— Start Records to process —

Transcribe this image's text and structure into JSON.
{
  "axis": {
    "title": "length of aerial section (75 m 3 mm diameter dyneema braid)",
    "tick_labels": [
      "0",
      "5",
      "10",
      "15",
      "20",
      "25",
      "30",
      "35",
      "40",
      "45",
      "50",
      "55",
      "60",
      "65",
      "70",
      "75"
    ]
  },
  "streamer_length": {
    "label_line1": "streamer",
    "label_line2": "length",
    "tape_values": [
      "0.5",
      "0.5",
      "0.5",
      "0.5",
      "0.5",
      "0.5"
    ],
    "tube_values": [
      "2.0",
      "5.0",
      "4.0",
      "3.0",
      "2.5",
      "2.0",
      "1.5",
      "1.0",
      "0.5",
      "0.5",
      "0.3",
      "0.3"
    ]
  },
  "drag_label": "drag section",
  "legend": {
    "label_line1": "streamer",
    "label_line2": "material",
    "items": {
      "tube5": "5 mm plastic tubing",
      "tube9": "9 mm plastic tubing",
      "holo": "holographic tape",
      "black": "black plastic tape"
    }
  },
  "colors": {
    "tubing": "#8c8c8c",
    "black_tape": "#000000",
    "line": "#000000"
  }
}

— End Records to process —

▶ [Requirement]
Copy the records above exactly as they appear.

▶ [Answer to the task]
Transcribe this image's text and structure into JSON.
{
  "axis": {
    "title": "length of aerial section (75 m 3 mm diameter dyneema braid)",
    "tick_labels": [
      "0",
      "5",
      "10",
      "15",
      "20",
      "25",
      "30",
      "35",
      "40",
      "45",
      "50",
      "55",
      "60",
      "65",
      "70",
      "75"
    ]
  },
  "streamer_length": {
    "label_line1": "streamer",
    "label_line2": "length",
    "tape_values": [
      "0.5",
      "0.5",
      "0.5",
      "0.5",
      "0.5",
      "0.5"
    ],
    "tube_values": [
      "2.0",
      "5.0",
      "4.0",
      "3.0",
      "2.5",
      "2.0",
      "1.5",
      "1.0",
      "0.5",
      "0.5",
      "0.3",
      "0.3"
    ]
  },
  "drag_label": "drag section",
  "legend": {
    "label_line1": "streamer",
    "label_line2": "material",
    "items": {
      "tube5": "5 mm plastic tubing",
      "tube9": "9 mm plastic tubing",
      "holo": "holographic tape",
      "black": "black plastic tape"
    }
  },
  "colors": {
    "tubing": "#8c8c8c",
    "black_tape": "#000000",
    "line": "#000000"
  }
}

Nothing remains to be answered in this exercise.